Records from a data source:
━━━━━━━━━━━━━━━━━━━━
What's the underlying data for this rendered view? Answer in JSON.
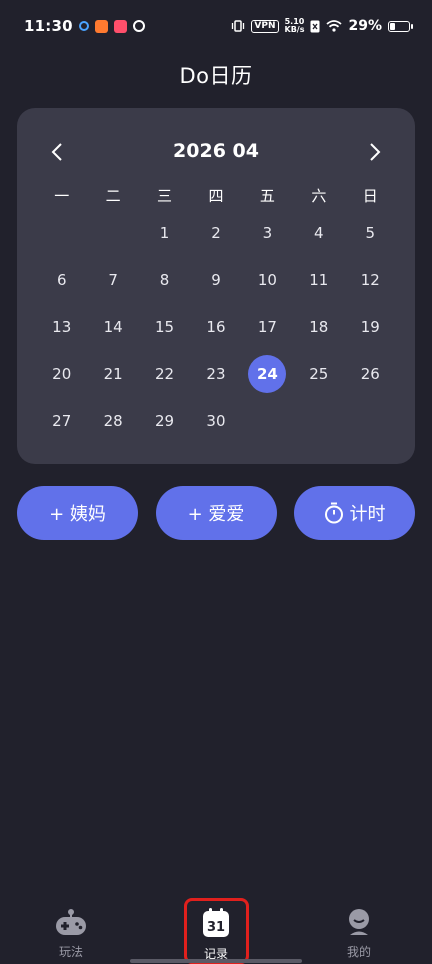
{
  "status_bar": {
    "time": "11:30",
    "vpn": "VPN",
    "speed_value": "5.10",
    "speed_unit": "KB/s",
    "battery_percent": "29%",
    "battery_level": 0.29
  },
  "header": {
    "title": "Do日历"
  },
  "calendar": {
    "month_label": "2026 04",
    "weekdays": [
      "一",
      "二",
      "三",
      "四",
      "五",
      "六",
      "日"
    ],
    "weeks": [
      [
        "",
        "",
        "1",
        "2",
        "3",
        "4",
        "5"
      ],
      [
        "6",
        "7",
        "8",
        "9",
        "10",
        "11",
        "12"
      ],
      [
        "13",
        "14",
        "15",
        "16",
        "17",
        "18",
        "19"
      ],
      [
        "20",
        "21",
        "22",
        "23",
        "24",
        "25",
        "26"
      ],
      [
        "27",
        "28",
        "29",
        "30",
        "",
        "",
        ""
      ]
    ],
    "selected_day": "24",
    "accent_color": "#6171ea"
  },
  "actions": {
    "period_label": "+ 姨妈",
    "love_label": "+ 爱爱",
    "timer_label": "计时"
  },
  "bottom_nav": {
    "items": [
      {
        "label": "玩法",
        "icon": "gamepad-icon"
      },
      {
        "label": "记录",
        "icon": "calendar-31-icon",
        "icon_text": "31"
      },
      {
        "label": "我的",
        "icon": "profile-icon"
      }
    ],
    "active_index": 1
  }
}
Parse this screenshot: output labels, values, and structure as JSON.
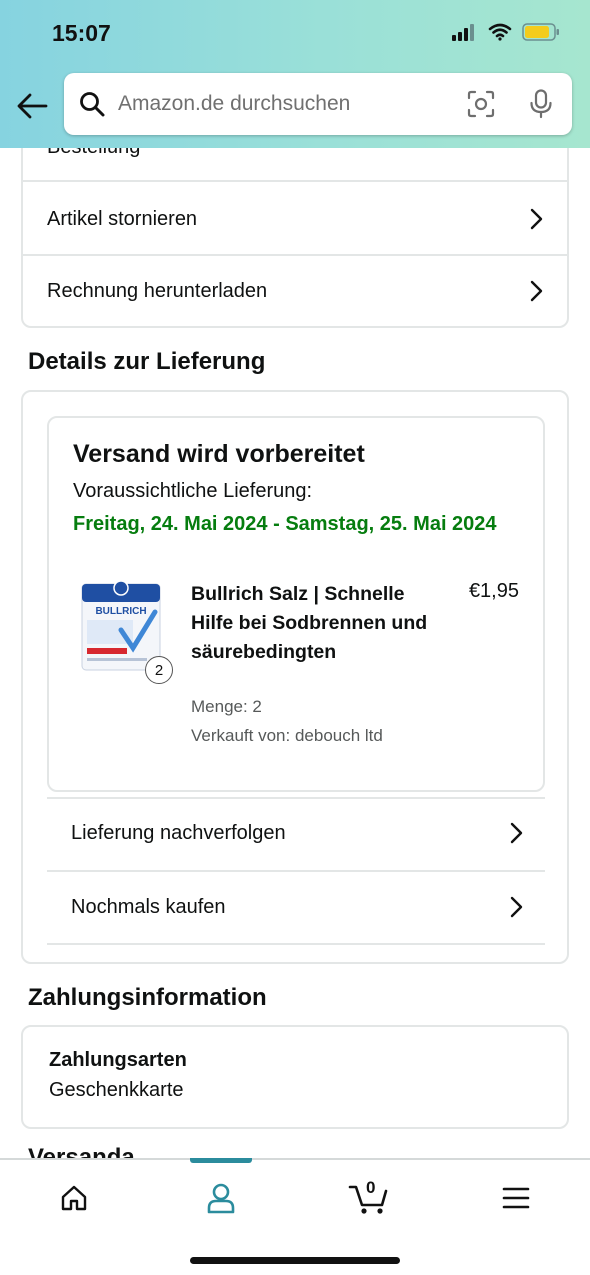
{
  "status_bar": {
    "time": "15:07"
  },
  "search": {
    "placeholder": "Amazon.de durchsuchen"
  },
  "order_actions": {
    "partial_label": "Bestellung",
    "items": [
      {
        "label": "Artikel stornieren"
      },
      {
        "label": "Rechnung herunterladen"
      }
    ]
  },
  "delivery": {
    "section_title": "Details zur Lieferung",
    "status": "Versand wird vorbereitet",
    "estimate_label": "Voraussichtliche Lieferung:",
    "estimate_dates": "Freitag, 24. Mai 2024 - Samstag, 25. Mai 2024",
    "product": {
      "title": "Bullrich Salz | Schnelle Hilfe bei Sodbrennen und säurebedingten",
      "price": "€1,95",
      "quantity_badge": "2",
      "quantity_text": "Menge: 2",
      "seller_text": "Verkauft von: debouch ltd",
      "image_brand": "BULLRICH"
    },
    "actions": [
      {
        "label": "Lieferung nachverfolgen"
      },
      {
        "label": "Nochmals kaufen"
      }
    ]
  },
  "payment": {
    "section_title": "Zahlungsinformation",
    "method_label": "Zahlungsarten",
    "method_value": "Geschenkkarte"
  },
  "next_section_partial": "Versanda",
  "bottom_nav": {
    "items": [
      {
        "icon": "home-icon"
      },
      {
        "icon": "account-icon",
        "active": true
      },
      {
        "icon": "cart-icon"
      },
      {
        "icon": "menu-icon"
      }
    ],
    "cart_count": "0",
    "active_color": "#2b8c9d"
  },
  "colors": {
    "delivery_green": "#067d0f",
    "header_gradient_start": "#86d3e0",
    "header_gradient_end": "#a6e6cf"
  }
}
━━━━━━━━━━━━━━━━━━━━
# Task
Scan the material above. Copy each line where "JSON" occurs.

# Reply
What's the underlying data for this rendered view? Answer in JSON.
Parse this screenshot: output labels, values, and structure as JSON.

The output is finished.